(Recorded data)
——

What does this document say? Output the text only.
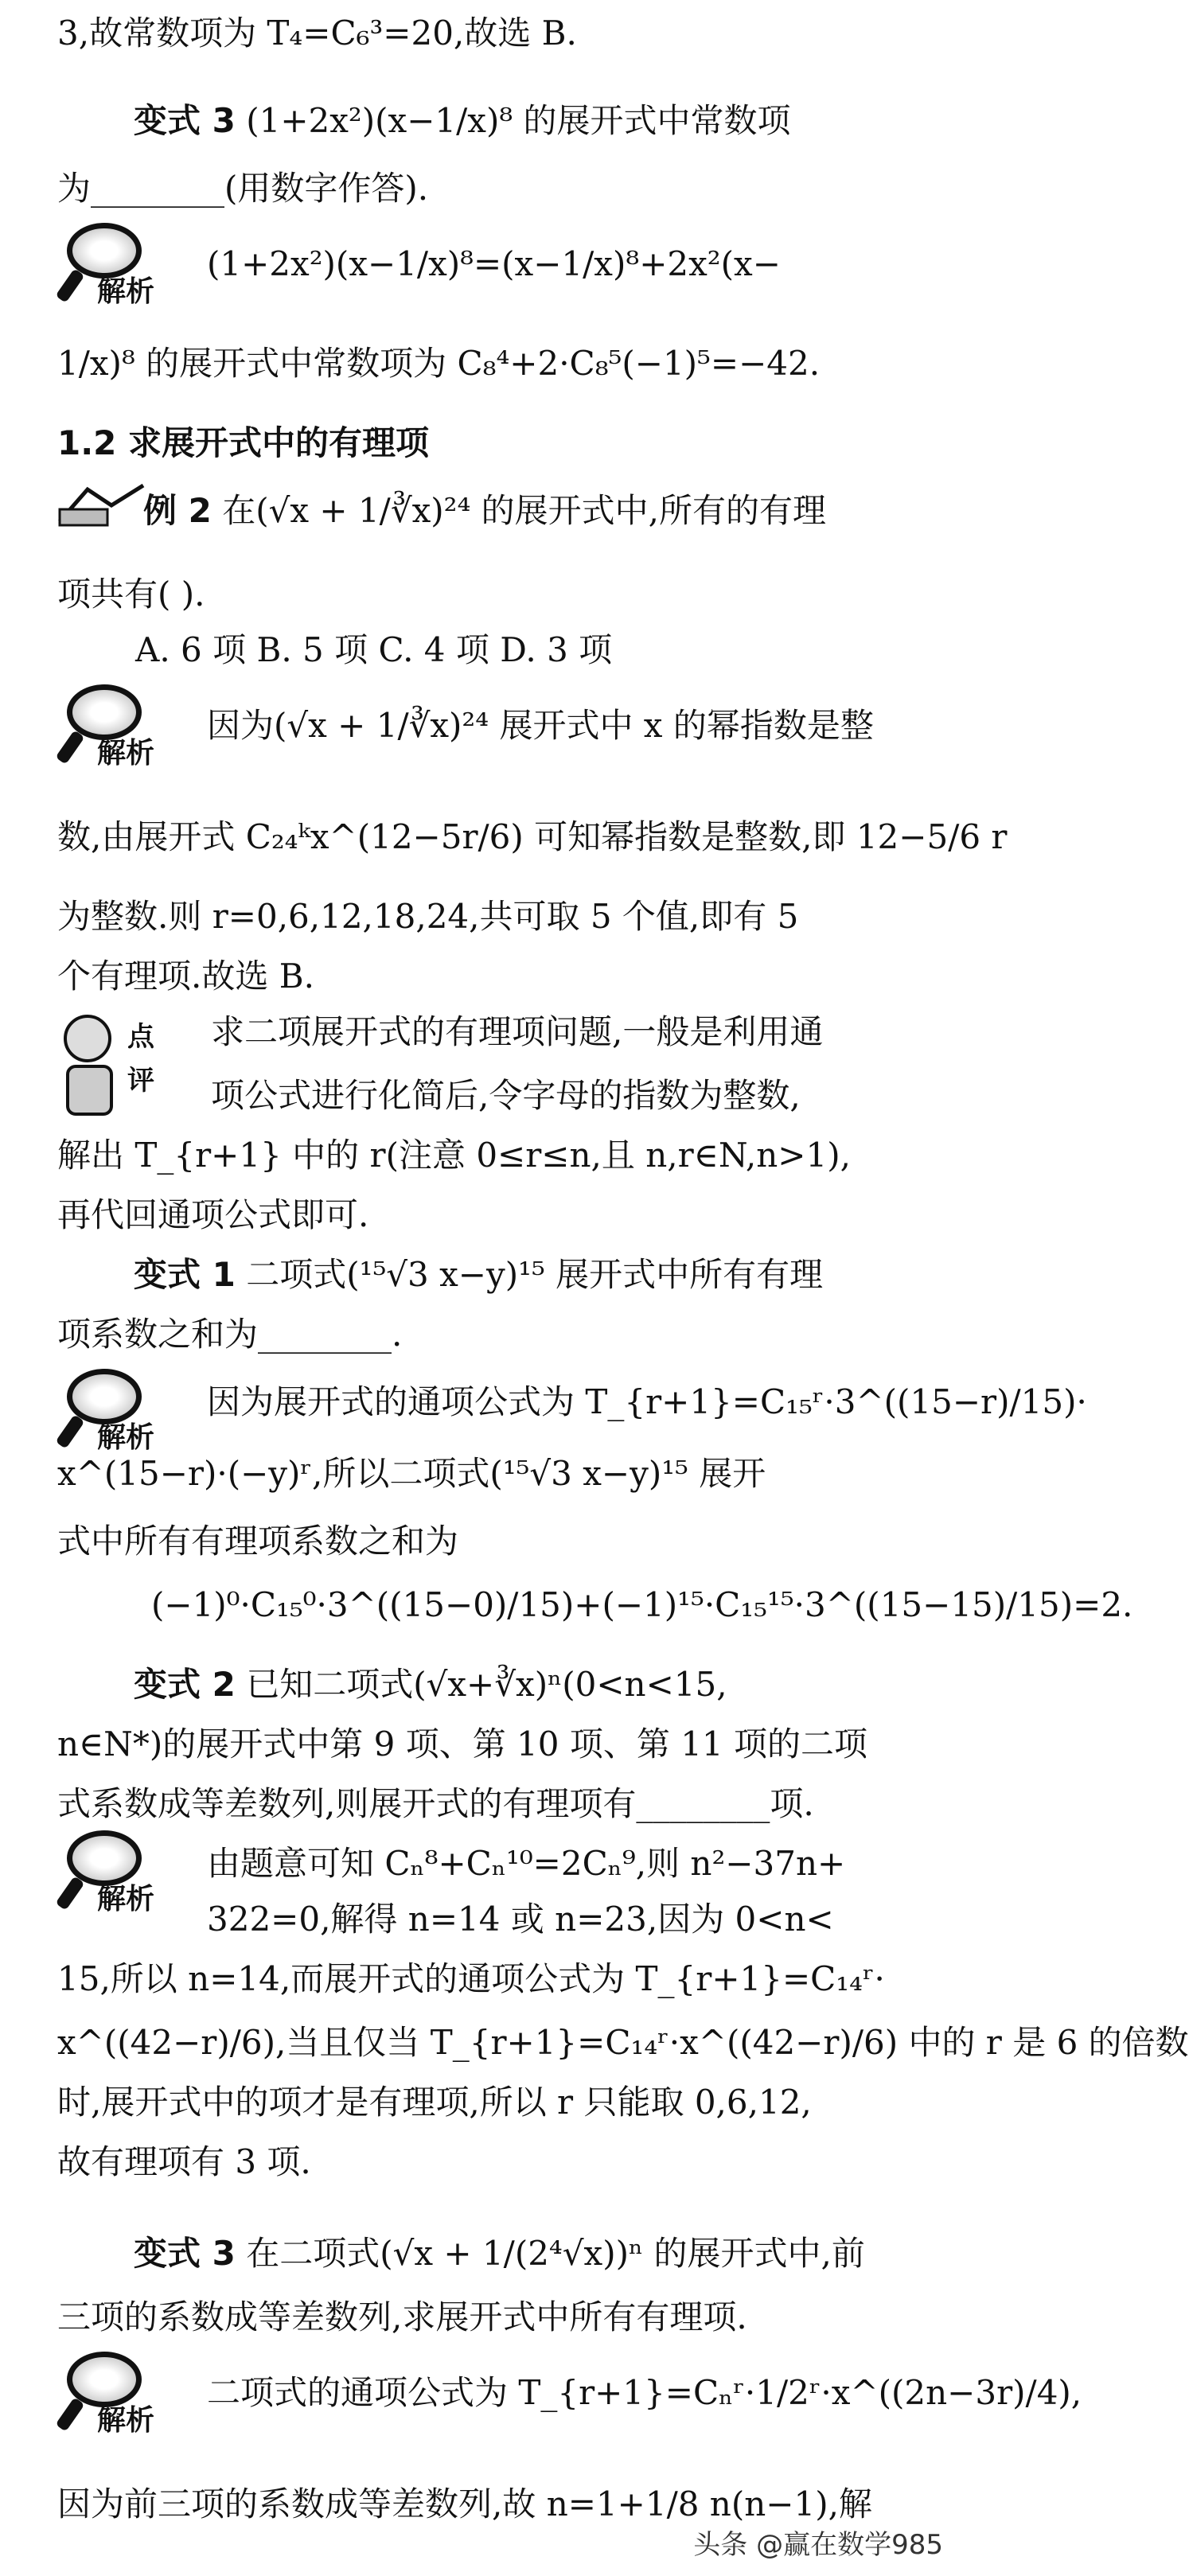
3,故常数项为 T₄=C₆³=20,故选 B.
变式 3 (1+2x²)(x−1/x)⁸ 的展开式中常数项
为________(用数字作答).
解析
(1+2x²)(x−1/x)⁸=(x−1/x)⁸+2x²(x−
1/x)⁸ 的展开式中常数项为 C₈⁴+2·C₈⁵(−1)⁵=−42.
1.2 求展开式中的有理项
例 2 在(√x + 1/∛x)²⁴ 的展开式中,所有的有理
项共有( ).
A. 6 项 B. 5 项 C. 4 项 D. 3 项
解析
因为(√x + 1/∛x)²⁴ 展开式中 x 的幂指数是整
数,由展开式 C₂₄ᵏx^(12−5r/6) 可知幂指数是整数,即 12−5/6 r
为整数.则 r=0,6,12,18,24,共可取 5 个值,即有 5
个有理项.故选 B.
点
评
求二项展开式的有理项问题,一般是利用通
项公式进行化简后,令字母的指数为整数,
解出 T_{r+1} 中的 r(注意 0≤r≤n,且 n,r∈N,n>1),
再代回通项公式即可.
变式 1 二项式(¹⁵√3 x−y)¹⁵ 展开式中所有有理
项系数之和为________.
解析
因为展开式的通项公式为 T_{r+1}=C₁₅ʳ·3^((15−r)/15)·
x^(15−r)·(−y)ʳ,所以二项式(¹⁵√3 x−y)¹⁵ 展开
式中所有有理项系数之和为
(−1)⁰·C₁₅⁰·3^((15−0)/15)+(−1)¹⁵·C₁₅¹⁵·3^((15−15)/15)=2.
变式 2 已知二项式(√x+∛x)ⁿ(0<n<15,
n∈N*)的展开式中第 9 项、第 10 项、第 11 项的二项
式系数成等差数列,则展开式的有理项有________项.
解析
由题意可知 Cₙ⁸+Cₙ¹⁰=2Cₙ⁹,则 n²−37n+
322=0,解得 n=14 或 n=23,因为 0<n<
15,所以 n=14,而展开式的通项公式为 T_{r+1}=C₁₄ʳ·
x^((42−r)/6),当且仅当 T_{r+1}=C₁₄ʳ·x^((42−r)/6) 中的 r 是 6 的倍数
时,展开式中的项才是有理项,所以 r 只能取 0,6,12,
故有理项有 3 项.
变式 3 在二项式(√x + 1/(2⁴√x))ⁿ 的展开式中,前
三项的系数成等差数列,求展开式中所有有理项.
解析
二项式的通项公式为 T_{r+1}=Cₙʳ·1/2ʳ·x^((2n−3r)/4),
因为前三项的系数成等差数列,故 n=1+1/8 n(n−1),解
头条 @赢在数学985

——

• [Objective] Identify the lines that contain the string "C₁₄ʳ", and copy every one of them.

• [The answer]
15,所以 n=14,而展开式的通项公式为 T_{r+1}=C₁₄ʳ·
x^((42−r)/6),当且仅当 T_{r+1}=C₁₄ʳ·x^((42−r)/6) 中的 r 是 6 的倍数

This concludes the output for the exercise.